-- SUPPLIED DATA --

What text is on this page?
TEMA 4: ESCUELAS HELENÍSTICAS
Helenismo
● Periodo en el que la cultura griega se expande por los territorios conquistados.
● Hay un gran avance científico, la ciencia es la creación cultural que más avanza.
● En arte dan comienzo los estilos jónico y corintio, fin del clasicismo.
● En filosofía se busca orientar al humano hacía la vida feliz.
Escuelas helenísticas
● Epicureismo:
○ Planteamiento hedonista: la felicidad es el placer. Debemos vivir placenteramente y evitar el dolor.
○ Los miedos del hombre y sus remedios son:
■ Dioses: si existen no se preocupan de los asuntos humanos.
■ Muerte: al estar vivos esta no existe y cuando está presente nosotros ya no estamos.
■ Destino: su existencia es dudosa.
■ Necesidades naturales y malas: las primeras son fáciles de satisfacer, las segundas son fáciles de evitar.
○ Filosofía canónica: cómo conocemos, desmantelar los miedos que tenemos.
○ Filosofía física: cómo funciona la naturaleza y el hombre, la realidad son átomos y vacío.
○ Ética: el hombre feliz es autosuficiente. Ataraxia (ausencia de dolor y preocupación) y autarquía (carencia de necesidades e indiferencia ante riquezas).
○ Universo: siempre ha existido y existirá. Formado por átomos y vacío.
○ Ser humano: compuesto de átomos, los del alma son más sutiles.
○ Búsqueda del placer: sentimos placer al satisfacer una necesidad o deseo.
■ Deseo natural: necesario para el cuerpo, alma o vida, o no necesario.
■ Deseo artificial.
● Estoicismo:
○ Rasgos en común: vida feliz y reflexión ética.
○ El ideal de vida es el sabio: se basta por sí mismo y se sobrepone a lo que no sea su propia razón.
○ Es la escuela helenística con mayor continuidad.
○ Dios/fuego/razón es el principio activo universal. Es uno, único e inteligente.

-- SHORT PROBLEM --
Reproduce the data shown above exactly.

-- FINISHED TASK --
What text is on this page?
TEMA 4: ESCUELAS HELENÍSTICAS
Helenismo
● Periodo en el que la cultura griega se expande por los territorios conquistados.
● Hay un gran avance científico, la ciencia es la creación cultural que más avanza.
● En arte dan comienzo los estilos jónico y corintio, fin del clasicismo.
● En filosofía se busca orientar al humano hacía la vida feliz.
Escuelas helenísticas
● Epicureismo:
○ Planteamiento hedonista: la felicidad es el placer. Debemos vivir placenteramente y evitar el dolor.
○ Los miedos del hombre y sus remedios son:
■ Dioses: si existen no se preocupan de los asuntos humanos.
■ Muerte: al estar vivos esta no existe y cuando está presente nosotros ya no estamos.
■ Destino: su existencia es dudosa.
■ Necesidades naturales y malas: las primeras son fáciles de satisfacer, las segundas son fáciles de evitar.
○ Filosofía canónica: cómo conocemos, desmantelar los miedos que tenemos.
○ Filosofía física: cómo funciona la naturaleza y el hombre, la realidad son átomos y vacío.
○ Ética: el hombre feliz es autosuficiente. Ataraxia (ausencia de dolor y preocupación) y autarquía (carencia de necesidades e indiferencia ante riquezas).
○ Universo: siempre ha existido y existirá. Formado por átomos y vacío.
○ Ser humano: compuesto de átomos, los del alma son más sutiles.
○ Búsqueda del placer: sentimos placer al satisfacer una necesidad o deseo.
■ Deseo natural: necesario para el cuerpo, alma o vida, o no necesario.
■ Deseo artificial.
● Estoicismo:
○ Rasgos en común: vida feliz y reflexión ética.
○ El ideal de vida es el sabio: se basta por sí mismo y se sobrepone a lo que no sea su propia razón.
○ Es la escuela helenística con mayor continuidad.
○ Dios/fuego/razón es el principio activo universal. Es uno, único e inteligente.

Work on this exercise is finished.